Material for this exercise.

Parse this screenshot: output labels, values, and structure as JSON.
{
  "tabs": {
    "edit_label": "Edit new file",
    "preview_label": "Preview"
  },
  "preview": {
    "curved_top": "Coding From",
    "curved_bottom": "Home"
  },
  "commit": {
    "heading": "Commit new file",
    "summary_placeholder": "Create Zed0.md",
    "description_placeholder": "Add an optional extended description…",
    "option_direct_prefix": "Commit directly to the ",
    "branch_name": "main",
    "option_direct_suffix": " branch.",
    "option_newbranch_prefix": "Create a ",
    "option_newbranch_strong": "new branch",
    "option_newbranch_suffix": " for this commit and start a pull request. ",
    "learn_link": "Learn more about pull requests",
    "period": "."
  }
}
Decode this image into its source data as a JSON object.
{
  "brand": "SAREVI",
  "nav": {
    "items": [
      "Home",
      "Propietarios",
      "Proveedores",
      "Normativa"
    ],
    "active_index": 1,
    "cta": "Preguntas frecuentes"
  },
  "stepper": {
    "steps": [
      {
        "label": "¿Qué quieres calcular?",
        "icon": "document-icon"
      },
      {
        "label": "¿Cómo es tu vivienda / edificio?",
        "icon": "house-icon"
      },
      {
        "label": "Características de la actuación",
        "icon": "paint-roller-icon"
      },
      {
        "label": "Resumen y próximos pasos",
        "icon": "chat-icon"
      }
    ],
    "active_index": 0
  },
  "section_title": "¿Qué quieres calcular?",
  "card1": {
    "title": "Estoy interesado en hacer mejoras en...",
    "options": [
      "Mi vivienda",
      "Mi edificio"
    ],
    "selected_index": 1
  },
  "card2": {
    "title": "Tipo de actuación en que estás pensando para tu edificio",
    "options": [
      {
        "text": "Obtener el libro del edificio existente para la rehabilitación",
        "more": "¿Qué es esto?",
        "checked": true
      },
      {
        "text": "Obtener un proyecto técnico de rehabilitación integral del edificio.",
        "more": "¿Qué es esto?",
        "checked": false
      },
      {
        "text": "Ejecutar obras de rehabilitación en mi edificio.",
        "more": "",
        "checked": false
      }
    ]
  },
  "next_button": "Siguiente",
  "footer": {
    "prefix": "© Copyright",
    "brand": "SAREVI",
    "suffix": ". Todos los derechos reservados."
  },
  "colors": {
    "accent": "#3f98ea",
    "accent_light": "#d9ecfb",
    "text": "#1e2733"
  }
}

The request. In the listing above, find each line with the word "para" and copy it.

Task solution.
    "title": "Tipo de actuación en que estás pensando para tu edificio",
        "text": "Obtener el libro del edificio existente para la rehabilitación",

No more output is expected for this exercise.